***** The records *****

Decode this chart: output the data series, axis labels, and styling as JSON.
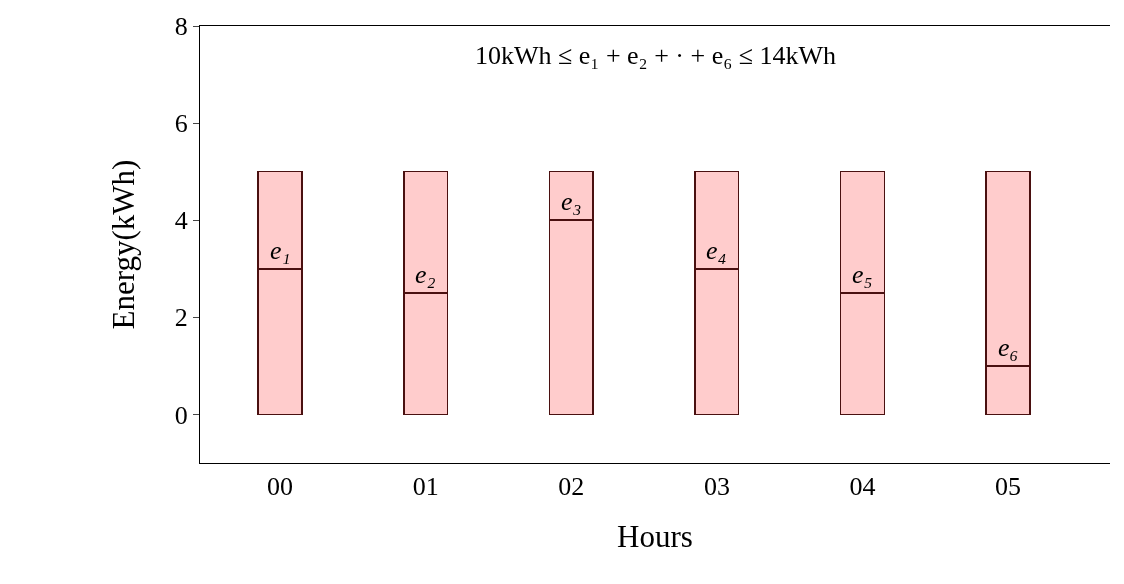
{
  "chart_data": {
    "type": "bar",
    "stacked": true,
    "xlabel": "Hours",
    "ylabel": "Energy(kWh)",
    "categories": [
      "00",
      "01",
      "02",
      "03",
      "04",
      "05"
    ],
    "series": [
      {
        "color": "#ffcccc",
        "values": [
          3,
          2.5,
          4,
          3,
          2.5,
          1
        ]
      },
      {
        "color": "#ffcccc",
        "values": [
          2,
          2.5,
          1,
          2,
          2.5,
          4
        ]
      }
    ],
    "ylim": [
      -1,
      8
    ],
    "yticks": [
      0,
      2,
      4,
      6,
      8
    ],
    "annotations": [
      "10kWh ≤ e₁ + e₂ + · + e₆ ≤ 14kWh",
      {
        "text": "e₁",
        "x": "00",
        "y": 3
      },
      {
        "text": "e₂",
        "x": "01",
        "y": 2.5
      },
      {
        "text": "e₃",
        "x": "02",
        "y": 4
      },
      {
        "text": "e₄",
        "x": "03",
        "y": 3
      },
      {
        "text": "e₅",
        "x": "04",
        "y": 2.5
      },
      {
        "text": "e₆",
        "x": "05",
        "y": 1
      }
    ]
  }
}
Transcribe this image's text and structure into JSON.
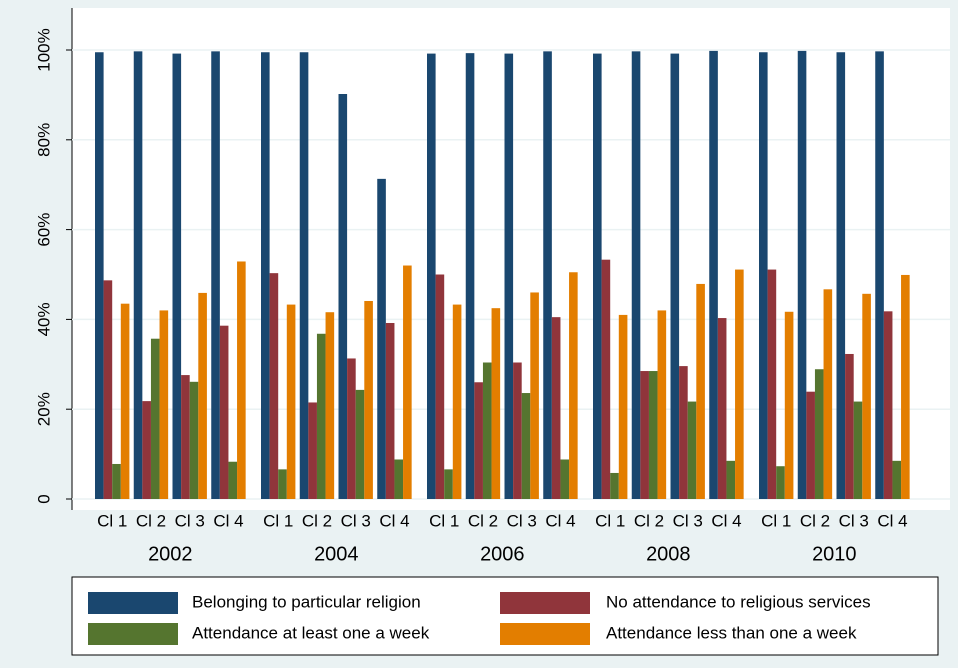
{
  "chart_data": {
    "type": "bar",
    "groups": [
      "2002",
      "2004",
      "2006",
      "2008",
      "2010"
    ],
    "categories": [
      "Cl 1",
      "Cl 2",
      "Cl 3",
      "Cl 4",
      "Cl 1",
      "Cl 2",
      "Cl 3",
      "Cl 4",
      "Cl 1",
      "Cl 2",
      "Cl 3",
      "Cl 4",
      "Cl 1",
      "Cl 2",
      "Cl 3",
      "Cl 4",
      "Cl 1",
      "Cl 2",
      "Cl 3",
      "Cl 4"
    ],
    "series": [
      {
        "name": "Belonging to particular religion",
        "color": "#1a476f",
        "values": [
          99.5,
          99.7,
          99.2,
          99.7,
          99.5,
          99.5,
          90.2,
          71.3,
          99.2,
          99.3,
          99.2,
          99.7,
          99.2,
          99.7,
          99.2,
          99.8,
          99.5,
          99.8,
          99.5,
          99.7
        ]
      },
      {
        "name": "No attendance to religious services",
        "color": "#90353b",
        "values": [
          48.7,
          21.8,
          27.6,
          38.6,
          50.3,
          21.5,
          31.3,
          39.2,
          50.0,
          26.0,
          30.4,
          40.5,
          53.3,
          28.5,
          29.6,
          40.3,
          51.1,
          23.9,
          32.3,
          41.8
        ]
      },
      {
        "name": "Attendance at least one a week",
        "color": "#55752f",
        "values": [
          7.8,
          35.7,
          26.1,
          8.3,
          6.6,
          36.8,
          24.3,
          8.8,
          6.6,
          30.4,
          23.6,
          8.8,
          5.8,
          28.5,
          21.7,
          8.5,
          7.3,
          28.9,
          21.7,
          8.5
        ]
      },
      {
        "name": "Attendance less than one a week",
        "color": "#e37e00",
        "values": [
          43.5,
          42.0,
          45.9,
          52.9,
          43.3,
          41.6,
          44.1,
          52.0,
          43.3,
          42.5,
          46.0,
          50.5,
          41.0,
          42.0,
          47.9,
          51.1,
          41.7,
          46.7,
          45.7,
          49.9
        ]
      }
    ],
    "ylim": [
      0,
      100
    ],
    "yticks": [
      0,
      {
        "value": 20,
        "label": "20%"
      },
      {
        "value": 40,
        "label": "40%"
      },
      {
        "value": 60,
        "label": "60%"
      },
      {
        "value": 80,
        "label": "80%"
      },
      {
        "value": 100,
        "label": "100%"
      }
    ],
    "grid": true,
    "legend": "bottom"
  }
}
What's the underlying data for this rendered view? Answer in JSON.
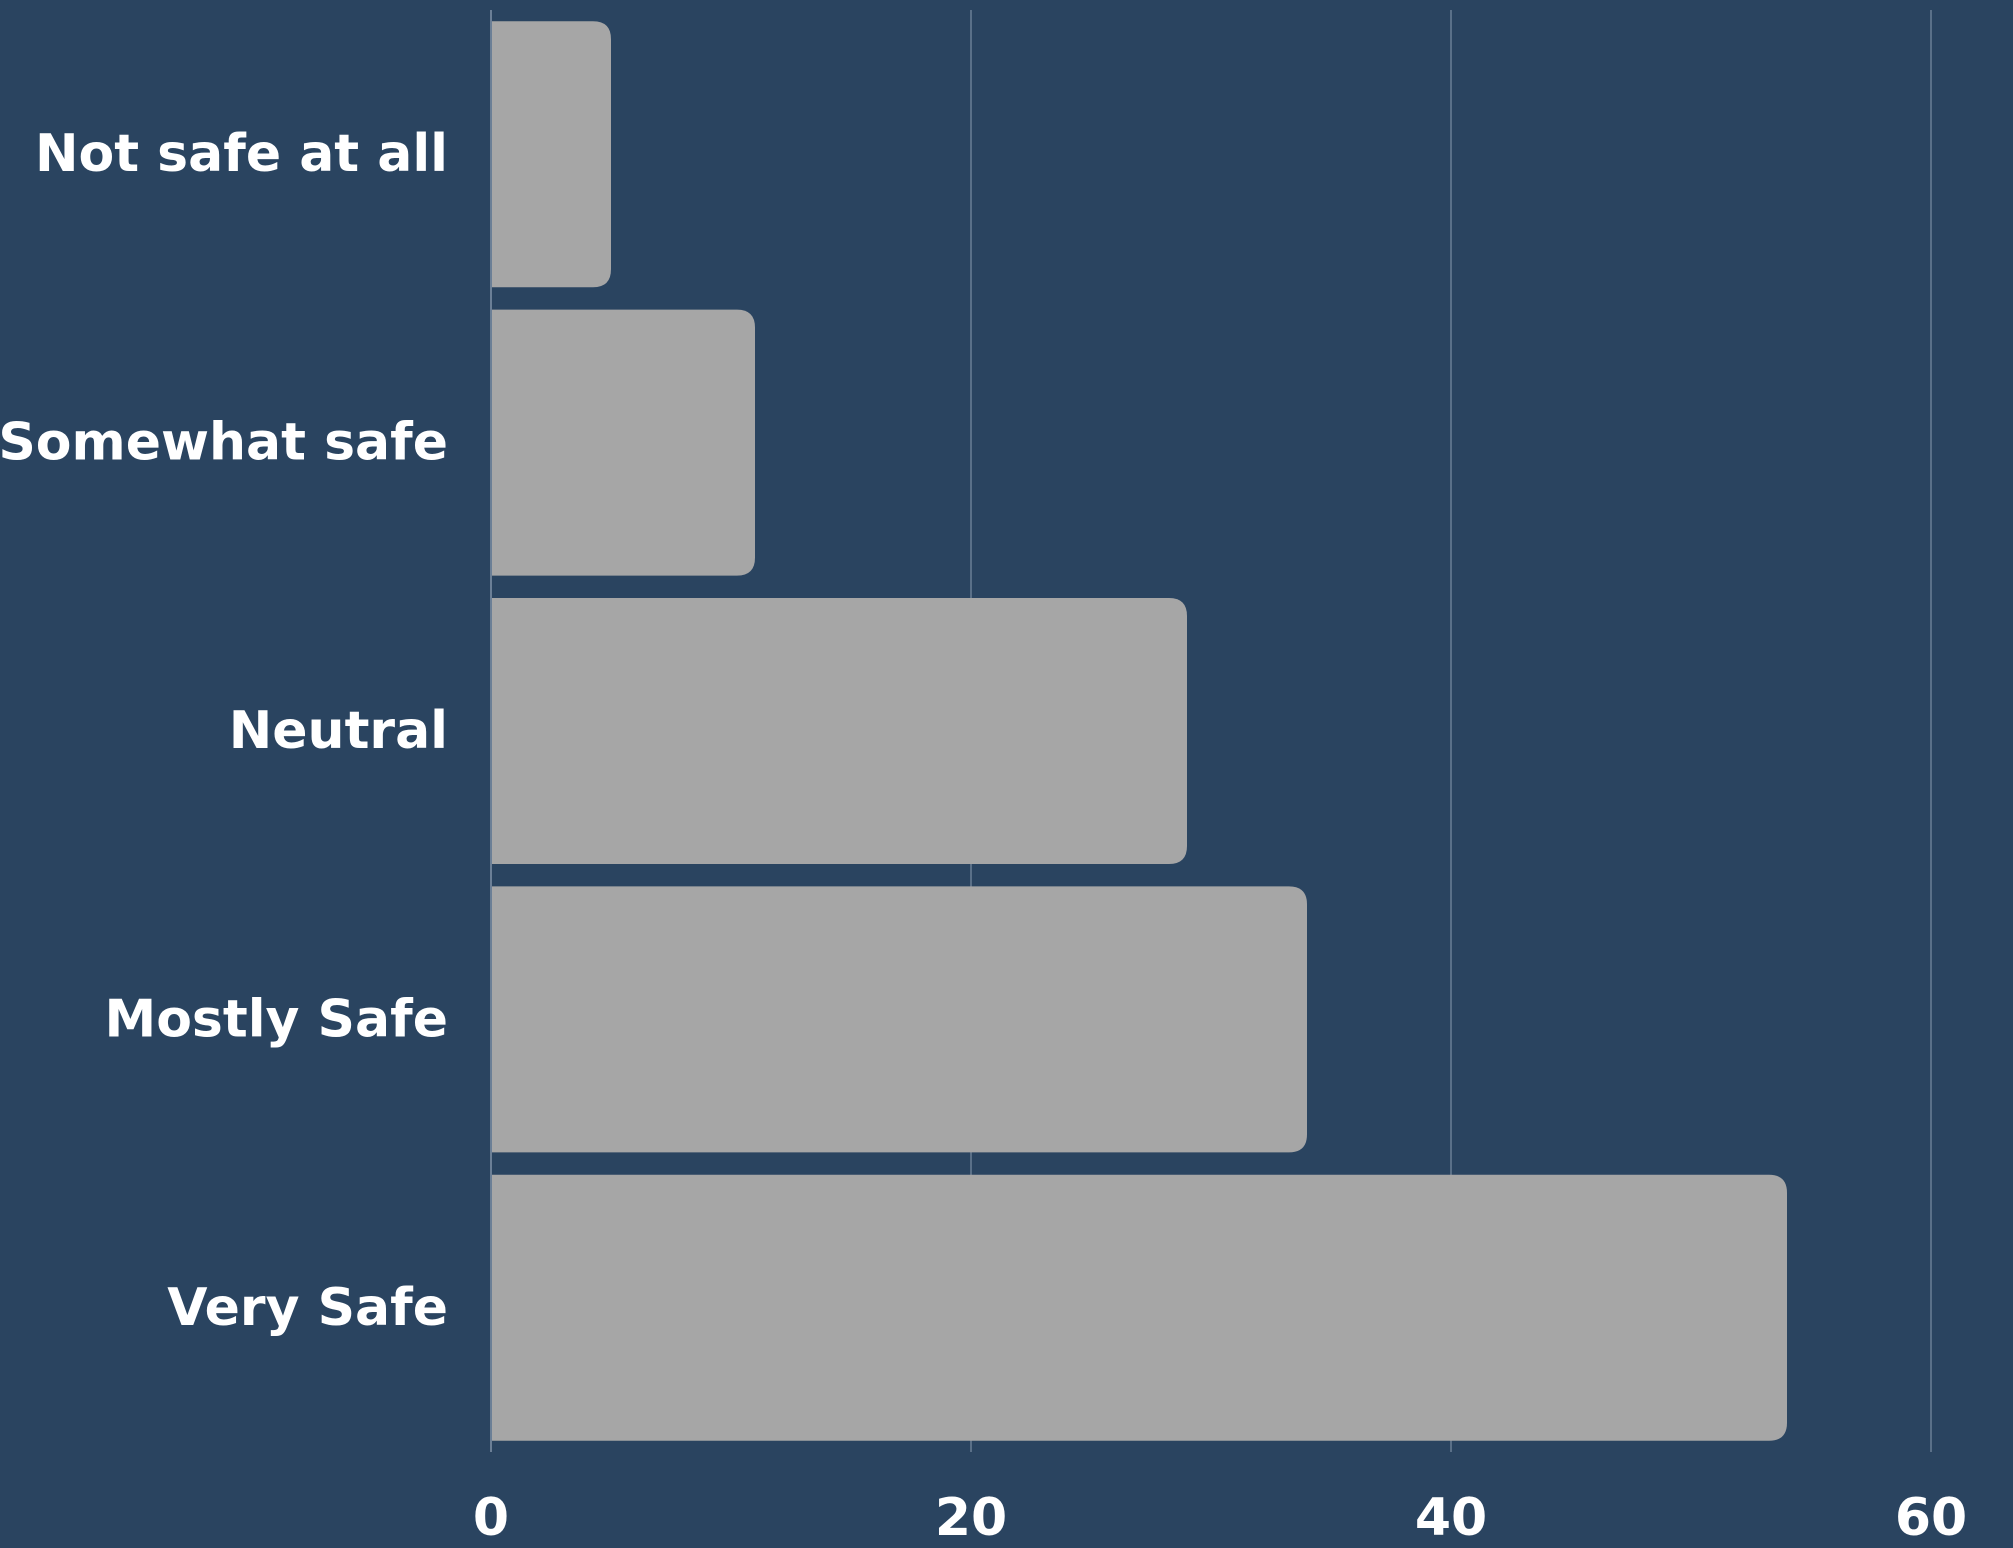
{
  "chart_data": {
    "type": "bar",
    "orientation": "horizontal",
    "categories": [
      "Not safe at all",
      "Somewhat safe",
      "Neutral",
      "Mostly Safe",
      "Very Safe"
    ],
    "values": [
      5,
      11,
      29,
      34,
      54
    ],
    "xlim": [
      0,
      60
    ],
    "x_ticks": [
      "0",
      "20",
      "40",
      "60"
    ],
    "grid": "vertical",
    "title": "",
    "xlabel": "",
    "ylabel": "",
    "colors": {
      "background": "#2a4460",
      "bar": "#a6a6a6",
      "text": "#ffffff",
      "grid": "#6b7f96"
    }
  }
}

*****

Pictures in the data above should not be copied; transcribe everything else exactly.

§ Answer for the task
Decode this chart: output the data series, axis labels, and styling as JSON.
{
  "chart_data": {
    "type": "bar",
    "stacked": true,
    "xlabel": "Hours",
    "ylabel": "Energy(kWh)",
    "categories": [
      "00",
      "01",
      "02",
      "03",
      "04",
      "05"
    ],
    "series": [
      {
        "color": "#ffcccc",
        "values": [
          3,
          2.5,
          4,
          3,
          2.5,
          1
        ]
      },
      {
        "color": "#ffcccc",
        "values": [
          2,
          2.5,
          1,
          2,
          2.5,
          4
        ]
      }
    ],
    "ylim": [
      -1,
      8
    ],
    "yticks": [
      0,
      2,
      4,
      6,
      8
    ],
    "annotations": [
      "10kWh ≤ e₁ + e₂ + · + e₆ ≤ 14kWh",
      {
        "text": "e₁",
        "x": "00",
        "y": 3
      },
      {
        "text": "e₂",
        "x": "01",
        "y": 2.5
      },
      {
        "text": "e₃",
        "x": "02",
        "y": 4
      },
      {
        "text": "e₄",
        "x": "03",
        "y": 3
      },
      {
        "text": "e₅",
        "x": "04",
        "y": 2.5
      },
      {
        "text": "e₆",
        "x": "05",
        "y": 1
      }
    ]
  }
}
Transcribe this image's text and structure into JSON.
{
  "chart_data": {
    "type": "bar",
    "groups": [
      "2002",
      "2004",
      "2006",
      "2008",
      "2010"
    ],
    "categories": [
      "Cl 1",
      "Cl 2",
      "Cl 3",
      "Cl 4",
      "Cl 1",
      "Cl 2",
      "Cl 3",
      "Cl 4",
      "Cl 1",
      "Cl 2",
      "Cl 3",
      "Cl 4",
      "Cl 1",
      "Cl 2",
      "Cl 3",
      "Cl 4",
      "Cl 1",
      "Cl 2",
      "Cl 3",
      "Cl 4"
    ],
    "series": [
      {
        "name": "Belonging to particular religion",
        "color": "#1a476f",
        "values": [
          99.5,
          99.7,
          99.2,
          99.7,
          99.5,
          99.5,
          90.2,
          71.3,
          99.2,
          99.3,
          99.2,
          99.7,
          99.2,
          99.7,
          99.2,
          99.8,
          99.5,
          99.8,
          99.5,
          99.7
        ]
      },
      {
        "name": "No attendance to religious services",
        "color": "#90353b",
        "values": [
          48.7,
          21.8,
          27.6,
          38.6,
          50.3,
          21.5,
          31.3,
          39.2,
          50.0,
          26.0,
          30.4,
          40.5,
          53.3,
          28.5,
          29.6,
          40.3,
          51.1,
          23.9,
          32.3,
          41.8
        ]
      },
      {
        "name": "Attendance at least one a week",
        "color": "#55752f",
        "values": [
          7.8,
          35.7,
          26.1,
          8.3,
          6.6,
          36.8,
          24.3,
          8.8,
          6.6,
          30.4,
          23.6,
          8.8,
          5.8,
          28.5,
          21.7,
          8.5,
          7.3,
          28.9,
          21.7,
          8.5
        ]
      },
      {
        "name": "Attendance less than one a week",
        "color": "#e37e00",
        "values": [
          43.5,
          42.0,
          45.9,
          52.9,
          43.3,
          41.6,
          44.1,
          52.0,
          43.3,
          42.5,
          46.0,
          50.5,
          41.0,
          42.0,
          47.9,
          51.1,
          41.7,
          46.7,
          45.7,
          49.9
        ]
      }
    ],
    "ylim": [
      0,
      100
    ],
    "yticks": [
      0,
      {
        "value": 20,
        "label": "20%"
      },
      {
        "value": 40,
        "label": "40%"
      },
      {
        "value": 60,
        "label": "60%"
      },
      {
        "value": 80,
        "label": "80%"
      },
      {
        "value": 100,
        "label": "100%"
      }
    ],
    "grid": true,
    "legend": "bottom"
  }
}
What's the underlying data for this rendered view? Answer in JSON.
{
  "chart_data": {
    "type": "bar",
    "orientation": "horizontal",
    "categories": [
      "Not safe at all",
      "Somewhat safe",
      "Neutral",
      "Mostly Safe",
      "Very Safe"
    ],
    "values": [
      5,
      11,
      29,
      34,
      54
    ],
    "xlim": [
      0,
      60
    ],
    "x_ticks": [
      "0",
      "20",
      "40",
      "60"
    ],
    "grid": "vertical",
    "title": "",
    "xlabel": "",
    "ylabel": "",
    "colors": {
      "background": "#2a4460",
      "bar": "#a6a6a6",
      "text": "#ffffff",
      "grid": "#6b7f96"
    }
  }
}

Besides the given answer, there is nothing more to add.